• Material for this exercise:
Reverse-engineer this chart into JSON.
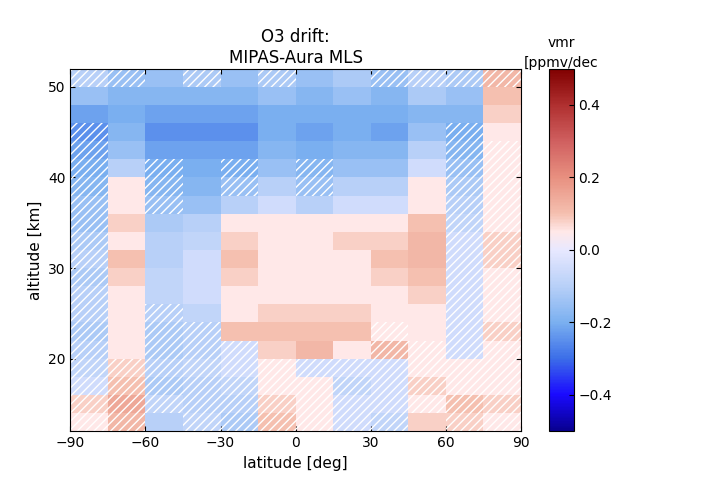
{
  "title_line1": "O3 drift:",
  "title_line2": "MIPAS-Aura MLS",
  "xlabel": "latitude [deg]",
  "ylabel": "altitude [km]",
  "cbar_label_line1": "vmr",
  "cbar_label_line2": "[ppmv/dec",
  "lat_edges": [
    -90,
    -75,
    -60,
    -45,
    -30,
    -15,
    0,
    15,
    30,
    45,
    60,
    75,
    90
  ],
  "alt_edges": [
    12,
    14,
    16,
    18,
    20,
    22,
    24,
    26,
    28,
    30,
    32,
    34,
    36,
    38,
    40,
    42,
    44,
    46,
    48,
    50,
    52
  ],
  "vmin": -0.5,
  "vmax": 0.5,
  "xlim": [
    -90,
    90
  ],
  "ylim": [
    12,
    52
  ],
  "xticks": [
    -90,
    -60,
    -30,
    0,
    30,
    60,
    90
  ],
  "yticks": [
    20,
    30,
    40,
    50
  ],
  "data": [
    [
      0.05,
      0.12,
      -0.1,
      -0.08,
      -0.12,
      0.1,
      0.05,
      -0.05,
      -0.08,
      0.08,
      0.08,
      0.05
    ],
    [
      0.08,
      0.15,
      -0.08,
      -0.1,
      -0.1,
      0.08,
      0.05,
      -0.05,
      -0.05,
      0.05,
      0.1,
      0.08
    ],
    [
      -0.05,
      0.1,
      -0.12,
      -0.1,
      -0.08,
      0.05,
      0.05,
      -0.08,
      -0.05,
      0.08,
      0.05,
      0.05
    ],
    [
      -0.08,
      0.08,
      -0.1,
      -0.08,
      -0.05,
      0.05,
      -0.05,
      -0.05,
      -0.05,
      0.05,
      0.05,
      0.05
    ],
    [
      -0.1,
      0.05,
      -0.12,
      -0.1,
      -0.05,
      0.08,
      0.12,
      0.05,
      0.12,
      0.05,
      -0.05,
      0.05
    ],
    [
      -0.12,
      0.05,
      -0.12,
      -0.1,
      0.1,
      0.1,
      0.1,
      0.1,
      0.05,
      0.05,
      -0.05,
      0.08
    ],
    [
      -0.1,
      0.05,
      -0.1,
      -0.08,
      0.05,
      0.08,
      0.08,
      0.08,
      0.05,
      0.05,
      -0.05,
      0.05
    ],
    [
      -0.1,
      0.05,
      -0.08,
      -0.05,
      0.05,
      0.05,
      0.05,
      0.05,
      0.05,
      0.08,
      -0.05,
      0.05
    ],
    [
      -0.12,
      0.08,
      -0.08,
      -0.05,
      0.08,
      0.05,
      0.05,
      0.05,
      0.08,
      0.1,
      -0.05,
      0.05
    ],
    [
      -0.1,
      0.1,
      -0.1,
      -0.05,
      0.1,
      0.05,
      0.05,
      0.05,
      0.1,
      0.12,
      -0.05,
      0.08
    ],
    [
      -0.12,
      0.05,
      -0.1,
      -0.08,
      0.08,
      0.05,
      0.05,
      0.08,
      0.08,
      0.12,
      -0.05,
      0.08
    ],
    [
      -0.15,
      0.08,
      -0.12,
      -0.1,
      0.05,
      0.05,
      0.05,
      0.05,
      0.05,
      0.1,
      -0.08,
      0.05
    ],
    [
      -0.15,
      0.05,
      -0.15,
      -0.15,
      -0.1,
      -0.05,
      -0.1,
      -0.05,
      -0.05,
      0.05,
      -0.1,
      0.05
    ],
    [
      -0.18,
      0.05,
      -0.18,
      -0.18,
      -0.15,
      -0.1,
      -0.15,
      -0.1,
      -0.1,
      0.05,
      -0.12,
      0.05
    ],
    [
      -0.2,
      -0.1,
      -0.2,
      -0.2,
      -0.2,
      -0.15,
      -0.18,
      -0.15,
      -0.15,
      -0.05,
      -0.15,
      0.05
    ],
    [
      -0.22,
      -0.15,
      -0.22,
      -0.22,
      -0.22,
      -0.18,
      -0.2,
      -0.18,
      -0.18,
      -0.1,
      -0.18,
      0.05
    ],
    [
      -0.25,
      -0.18,
      -0.25,
      -0.25,
      -0.25,
      -0.2,
      -0.22,
      -0.2,
      -0.22,
      -0.15,
      -0.2,
      0.05
    ],
    [
      -0.22,
      -0.2,
      -0.22,
      -0.22,
      -0.22,
      -0.2,
      -0.2,
      -0.2,
      -0.2,
      -0.18,
      -0.18,
      0.08
    ],
    [
      -0.15,
      -0.18,
      -0.18,
      -0.18,
      -0.18,
      -0.15,
      -0.18,
      -0.15,
      -0.18,
      -0.12,
      -0.15,
      0.1
    ],
    [
      -0.1,
      -0.15,
      -0.15,
      -0.12,
      -0.15,
      -0.12,
      -0.15,
      -0.12,
      -0.15,
      -0.1,
      -0.12,
      0.12
    ]
  ],
  "hatch_mask": [
    [
      true,
      true,
      false,
      true,
      true,
      true,
      true,
      true,
      true,
      false,
      true,
      true
    ],
    [
      true,
      true,
      true,
      true,
      true,
      true,
      true,
      true,
      true,
      true,
      true,
      true
    ],
    [
      true,
      true,
      true,
      true,
      true,
      true,
      true,
      true,
      true,
      true,
      true,
      true
    ],
    [
      true,
      true,
      true,
      true,
      true,
      true,
      true,
      true,
      true,
      true,
      true,
      true
    ],
    [
      true,
      false,
      true,
      true,
      true,
      false,
      false,
      false,
      true,
      true,
      true,
      true
    ],
    [
      true,
      false,
      true,
      true,
      false,
      false,
      false,
      false,
      true,
      false,
      true,
      true
    ],
    [
      true,
      false,
      true,
      false,
      false,
      false,
      false,
      false,
      false,
      false,
      true,
      true
    ],
    [
      true,
      false,
      false,
      false,
      false,
      false,
      false,
      false,
      false,
      false,
      true,
      true
    ],
    [
      true,
      false,
      false,
      false,
      false,
      false,
      false,
      false,
      false,
      false,
      true,
      true
    ],
    [
      true,
      false,
      false,
      false,
      false,
      false,
      false,
      false,
      false,
      false,
      true,
      true
    ],
    [
      true,
      false,
      false,
      false,
      false,
      false,
      false,
      false,
      false,
      false,
      true,
      true
    ],
    [
      true,
      false,
      false,
      false,
      false,
      false,
      false,
      false,
      false,
      false,
      true,
      true
    ],
    [
      true,
      false,
      true,
      false,
      false,
      false,
      false,
      false,
      false,
      false,
      true,
      true
    ],
    [
      true,
      false,
      true,
      false,
      true,
      false,
      true,
      false,
      false,
      false,
      true,
      true
    ],
    [
      true,
      false,
      true,
      false,
      true,
      false,
      true,
      false,
      false,
      false,
      true,
      true
    ],
    [
      true,
      false,
      false,
      false,
      false,
      false,
      false,
      false,
      false,
      false,
      true,
      true
    ],
    [
      true,
      false,
      false,
      false,
      false,
      false,
      false,
      false,
      false,
      false,
      true,
      false
    ],
    [
      false,
      false,
      false,
      false,
      false,
      false,
      false,
      false,
      false,
      false,
      false,
      false
    ],
    [
      false,
      false,
      false,
      false,
      false,
      false,
      false,
      false,
      false,
      false,
      false,
      false
    ],
    [
      true,
      true,
      false,
      true,
      false,
      true,
      false,
      false,
      true,
      true,
      true,
      true
    ]
  ],
  "hatch_color": "white",
  "hatch_style": "////",
  "background_color": "white"
}
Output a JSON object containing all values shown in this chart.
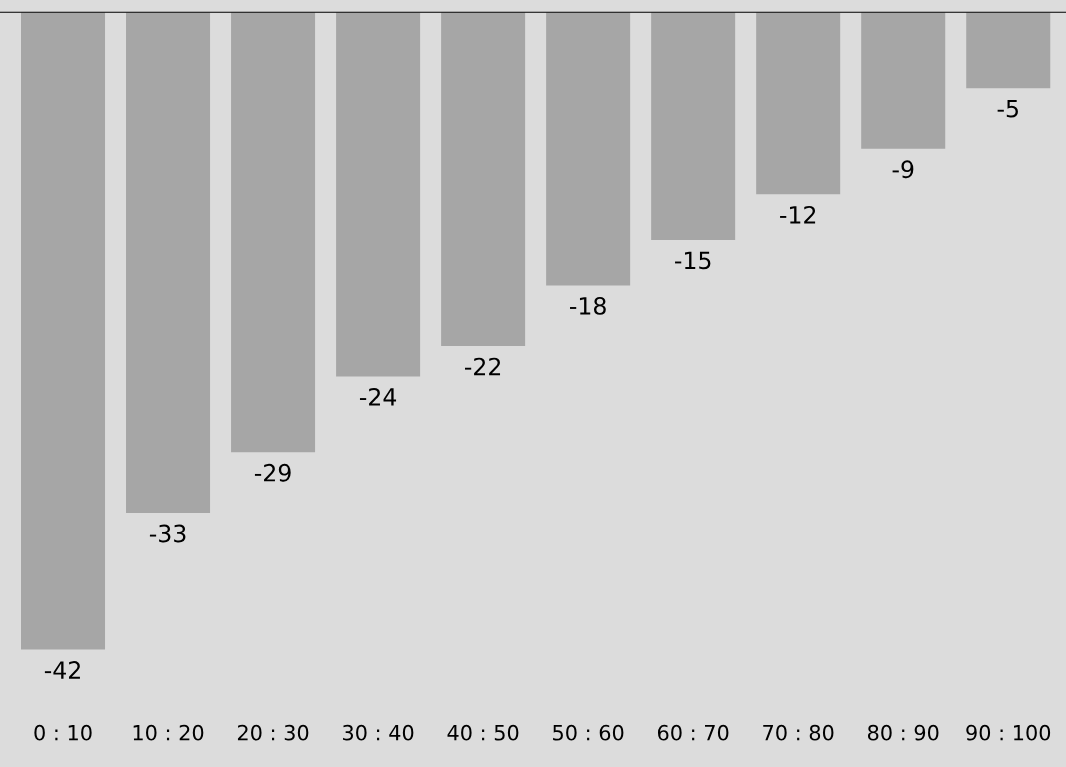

• Request:
Extract all the entries word for word; omit any pictures.

• Answer:
Reverse-engineer this chart into JSON.
{
  "title_line1": "O3 drift:",
  "title_line2": "MIPAS-Aura MLS",
  "xlabel": "latitude [deg]",
  "ylabel": "altitude [km]",
  "cbar_label_line1": "vmr",
  "cbar_label_line2": "[ppmv/dec",
  "lat_edges": [
    -90,
    -75,
    -60,
    -45,
    -30,
    -15,
    0,
    15,
    30,
    45,
    60,
    75,
    90
  ],
  "alt_edges": [
    12,
    14,
    16,
    18,
    20,
    22,
    24,
    26,
    28,
    30,
    32,
    34,
    36,
    38,
    40,
    42,
    44,
    46,
    48,
    50,
    52
  ],
  "vmin": -0.5,
  "vmax": 0.5,
  "xlim": [
    -90,
    90
  ],
  "ylim": [
    12,
    52
  ],
  "xticks": [
    -90,
    -60,
    -30,
    0,
    30,
    60,
    90
  ],
  "yticks": [
    20,
    30,
    40,
    50
  ],
  "data": [
    [
      0.05,
      0.12,
      -0.1,
      -0.08,
      -0.12,
      0.1,
      0.05,
      -0.05,
      -0.08,
      0.08,
      0.08,
      0.05
    ],
    [
      0.08,
      0.15,
      -0.08,
      -0.1,
      -0.1,
      0.08,
      0.05,
      -0.05,
      -0.05,
      0.05,
      0.1,
      0.08
    ],
    [
      -0.05,
      0.1,
      -0.12,
      -0.1,
      -0.08,
      0.05,
      0.05,
      -0.08,
      -0.05,
      0.08,
      0.05,
      0.05
    ],
    [
      -0.08,
      0.08,
      -0.1,
      -0.08,
      -0.05,
      0.05,
      -0.05,
      -0.05,
      -0.05,
      0.05,
      0.05,
      0.05
    ],
    [
      -0.1,
      0.05,
      -0.12,
      -0.1,
      -0.05,
      0.08,
      0.12,
      0.05,
      0.12,
      0.05,
      -0.05,
      0.05
    ],
    [
      -0.12,
      0.05,
      -0.12,
      -0.1,
      0.1,
      0.1,
      0.1,
      0.1,
      0.05,
      0.05,
      -0.05,
      0.08
    ],
    [
      -0.1,
      0.05,
      -0.1,
      -0.08,
      0.05,
      0.08,
      0.08,
      0.08,
      0.05,
      0.05,
      -0.05,
      0.05
    ],
    [
      -0.1,
      0.05,
      -0.08,
      -0.05,
      0.05,
      0.05,
      0.05,
      0.05,
      0.05,
      0.08,
      -0.05,
      0.05
    ],
    [
      -0.12,
      0.08,
      -0.08,
      -0.05,
      0.08,
      0.05,
      0.05,
      0.05,
      0.08,
      0.1,
      -0.05,
      0.05
    ],
    [
      -0.1,
      0.1,
      -0.1,
      -0.05,
      0.1,
      0.05,
      0.05,
      0.05,
      0.1,
      0.12,
      -0.05,
      0.08
    ],
    [
      -0.12,
      0.05,
      -0.1,
      -0.08,
      0.08,
      0.05,
      0.05,
      0.08,
      0.08,
      0.12,
      -0.05,
      0.08
    ],
    [
      -0.15,
      0.08,
      -0.12,
      -0.1,
      0.05,
      0.05,
      0.05,
      0.05,
      0.05,
      0.1,
      -0.08,
      0.05
    ],
    [
      -0.15,
      0.05,
      -0.15,
      -0.15,
      -0.1,
      -0.05,
      -0.1,
      -0.05,
      -0.05,
      0.05,
      -0.1,
      0.05
    ],
    [
      -0.18,
      0.05,
      -0.18,
      -0.18,
      -0.15,
      -0.1,
      -0.15,
      -0.1,
      -0.1,
      0.05,
      -0.12,
      0.05
    ],
    [
      -0.2,
      -0.1,
      -0.2,
      -0.2,
      -0.2,
      -0.15,
      -0.18,
      -0.15,
      -0.15,
      -0.05,
      -0.15,
      0.05
    ],
    [
      -0.22,
      -0.15,
      -0.22,
      -0.22,
      -0.22,
      -0.18,
      -0.2,
      -0.18,
      -0.18,
      -0.1,
      -0.18,
      0.05
    ],
    [
      -0.25,
      -0.18,
      -0.25,
      -0.25,
      -0.25,
      -0.2,
      -0.22,
      -0.2,
      -0.22,
      -0.15,
      -0.2,
      0.05
    ],
    [
      -0.22,
      -0.2,
      -0.22,
      -0.22,
      -0.22,
      -0.2,
      -0.2,
      -0.2,
      -0.2,
      -0.18,
      -0.18,
      0.08
    ],
    [
      -0.15,
      -0.18,
      -0.18,
      -0.18,
      -0.18,
      -0.15,
      -0.18,
      -0.15,
      -0.18,
      -0.12,
      -0.15,
      0.1
    ],
    [
      -0.1,
      -0.15,
      -0.15,
      -0.12,
      -0.15,
      -0.12,
      -0.15,
      -0.12,
      -0.15,
      -0.1,
      -0.12,
      0.12
    ]
  ],
  "hatch_mask": [
    [
      true,
      true,
      false,
      true,
      true,
      true,
      true,
      true,
      true,
      false,
      true,
      true
    ],
    [
      true,
      true,
      true,
      true,
      true,
      true,
      true,
      true,
      true,
      true,
      true,
      true
    ],
    [
      true,
      true,
      true,
      true,
      true,
      true,
      true,
      true,
      true,
      true,
      true,
      true
    ],
    [
      true,
      true,
      true,
      true,
      true,
      true,
      true,
      true,
      true,
      true,
      true,
      true
    ],
    [
      true,
      false,
      true,
      true,
      true,
      false,
      false,
      false,
      true,
      true,
      true,
      true
    ],
    [
      true,
      false,
      true,
      true,
      false,
      false,
      false,
      false,
      true,
      false,
      true,
      true
    ],
    [
      true,
      false,
      true,
      false,
      false,
      false,
      false,
      false,
      false,
      false,
      true,
      true
    ],
    [
      true,
      false,
      false,
      false,
      false,
      false,
      false,
      false,
      false,
      false,
      true,
      true
    ],
    [
      true,
      false,
      false,
      false,
      false,
      false,
      false,
      false,
      false,
      false,
      true,
      true
    ],
    [
      true,
      false,
      false,
      false,
      false,
      false,
      false,
      false,
      false,
      false,
      true,
      true
    ],
    [
      true,
      false,
      false,
      false,
      false,
      false,
      false,
      false,
      false,
      false,
      true,
      true
    ],
    [
      true,
      false,
      false,
      false,
      false,
      false,
      false,
      false,
      false,
      false,
      true,
      true
    ],
    [
      true,
      false,
      true,
      false,
      false,
      false,
      false,
      false,
      false,
      false,
      true,
      true
    ],
    [
      true,
      false,
      true,
      false,
      true,
      false,
      true,
      false,
      false,
      false,
      true,
      true
    ],
    [
      true,
      false,
      true,
      false,
      true,
      false,
      true,
      false,
      false,
      false,
      true,
      true
    ],
    [
      true,
      false,
      false,
      false,
      false,
      false,
      false,
      false,
      false,
      false,
      true,
      true
    ],
    [
      true,
      false,
      false,
      false,
      false,
      false,
      false,
      false,
      false,
      false,
      true,
      false
    ],
    [
      false,
      false,
      false,
      false,
      false,
      false,
      false,
      false,
      false,
      false,
      false,
      false
    ],
    [
      false,
      false,
      false,
      false,
      false,
      false,
      false,
      false,
      false,
      false,
      false,
      false
    ],
    [
      true,
      true,
      false,
      true,
      false,
      true,
      false,
      false,
      true,
      true,
      true,
      true
    ]
  ],
  "hatch_color": "white",
  "hatch_style": "////",
  "background_color": "white"
}
Output a JSON object containing all values shown in this chart.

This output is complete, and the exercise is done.